[Data listing start]

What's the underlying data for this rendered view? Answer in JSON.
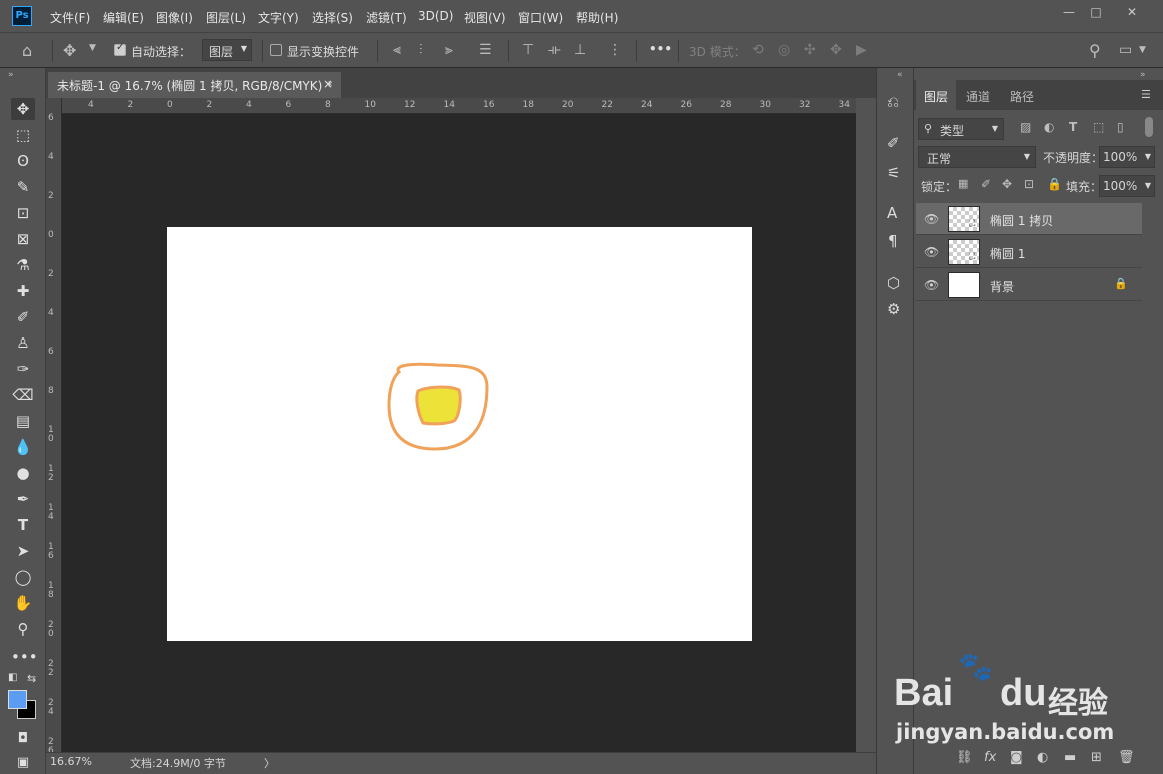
{
  "menubar": {
    "logo": "Ps",
    "items": [
      "文件(F)",
      "编辑(E)",
      "图像(I)",
      "图层(L)",
      "文字(Y)",
      "选择(S)",
      "滤镜(T)",
      "3D(D)",
      "视图(V)",
      "窗口(W)",
      "帮助(H)"
    ]
  },
  "window_controls": {
    "minimize": "—",
    "maximize": "□",
    "close": "✕"
  },
  "options": {
    "auto_select_label": "自动选择：",
    "auto_select_checked": true,
    "auto_select_target": "图层",
    "show_transform_label": "显示变换控件",
    "show_transform_checked": false,
    "more": "•••",
    "mode3d_label": "3D 模式："
  },
  "document": {
    "tab_title": "未标题-1 @ 16.7% (椭圆 1 拷贝, RGB/8/CMYK) *",
    "tab_close": "×"
  },
  "ruler": {
    "horizontal": [
      "4",
      "2",
      "0",
      "2",
      "4",
      "6",
      "8",
      "10",
      "12",
      "14",
      "16",
      "18",
      "20",
      "22",
      "24",
      "26",
      "28",
      "30",
      "32",
      "34"
    ],
    "vertical": [
      "6",
      "4",
      "2",
      "0",
      "2",
      "4",
      "6",
      "8",
      "1 0",
      "1 2",
      "1 4",
      "1 6",
      "1 8",
      "2 0",
      "2 2",
      "2 4",
      "2 6"
    ]
  },
  "status": {
    "zoom": "16.67%",
    "doc_info": "文档:24.9M/0 字节",
    "arrow": "〉"
  },
  "colors": {
    "foreground": "#5b9cf5",
    "background": "#000000",
    "shape_outer_stroke": "#f0a25a",
    "shape_inner_stroke": "#f0a25a",
    "shape_inner_fill": "#ece238"
  },
  "layers_panel": {
    "tabs": [
      "图层",
      "通道",
      "路径"
    ],
    "active_tab": "图层",
    "filter_label": "类型",
    "blend_mode": "正常",
    "opacity_label": "不透明度：",
    "opacity_value": "100%",
    "lock_label": "锁定：",
    "fill_label": "填充：",
    "fill_value": "100%",
    "layers": [
      {
        "name": "椭圆 1 拷贝",
        "selected": true,
        "locked": false
      },
      {
        "name": "椭圆 1",
        "selected": false,
        "locked": false
      },
      {
        "name": "背景",
        "selected": false,
        "locked": true
      }
    ]
  },
  "watermark": {
    "brand": "Bai",
    "brand_suffix": "du",
    "cn": "经验",
    "url": "jingyan.baidu.com"
  }
}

[Data listing end]

# Aim of the task
Leave the pictures out and output the rest of the listing exactly.

# Result of the exercise
What's the underlying data for this rendered view? Answer in JSON.
{
  "menubar": {
    "logo": "Ps",
    "items": [
      "文件(F)",
      "编辑(E)",
      "图像(I)",
      "图层(L)",
      "文字(Y)",
      "选择(S)",
      "滤镜(T)",
      "3D(D)",
      "视图(V)",
      "窗口(W)",
      "帮助(H)"
    ]
  },
  "window_controls": {
    "minimize": "—",
    "maximize": "□",
    "close": "✕"
  },
  "options": {
    "auto_select_label": "自动选择：",
    "auto_select_checked": true,
    "auto_select_target": "图层",
    "show_transform_label": "显示变换控件",
    "show_transform_checked": false,
    "more": "•••",
    "mode3d_label": "3D 模式："
  },
  "document": {
    "tab_title": "未标题-1 @ 16.7% (椭圆 1 拷贝, RGB/8/CMYK) *",
    "tab_close": "×"
  },
  "ruler": {
    "horizontal": [
      "4",
      "2",
      "0",
      "2",
      "4",
      "6",
      "8",
      "10",
      "12",
      "14",
      "16",
      "18",
      "20",
      "22",
      "24",
      "26",
      "28",
      "30",
      "32",
      "34"
    ],
    "vertical": [
      "6",
      "4",
      "2",
      "0",
      "2",
      "4",
      "6",
      "8",
      "1 0",
      "1 2",
      "1 4",
      "1 6",
      "1 8",
      "2 0",
      "2 2",
      "2 4",
      "2 6"
    ]
  },
  "status": {
    "zoom": "16.67%",
    "doc_info": "文档:24.9M/0 字节",
    "arrow": "〉"
  },
  "colors": {
    "foreground": "#5b9cf5",
    "background": "#000000",
    "shape_outer_stroke": "#f0a25a",
    "shape_inner_stroke": "#f0a25a",
    "shape_inner_fill": "#ece238"
  },
  "layers_panel": {
    "tabs": [
      "图层",
      "通道",
      "路径"
    ],
    "active_tab": "图层",
    "filter_label": "类型",
    "blend_mode": "正常",
    "opacity_label": "不透明度：",
    "opacity_value": "100%",
    "lock_label": "锁定：",
    "fill_label": "填充：",
    "fill_value": "100%",
    "layers": [
      {
        "name": "椭圆 1 拷贝",
        "selected": true,
        "locked": false
      },
      {
        "name": "椭圆 1",
        "selected": false,
        "locked": false
      },
      {
        "name": "背景",
        "selected": false,
        "locked": true
      }
    ]
  },
  "watermark": {
    "brand": "Bai",
    "brand_suffix": "du",
    "cn": "经验",
    "url": "jingyan.baidu.com"
  }
}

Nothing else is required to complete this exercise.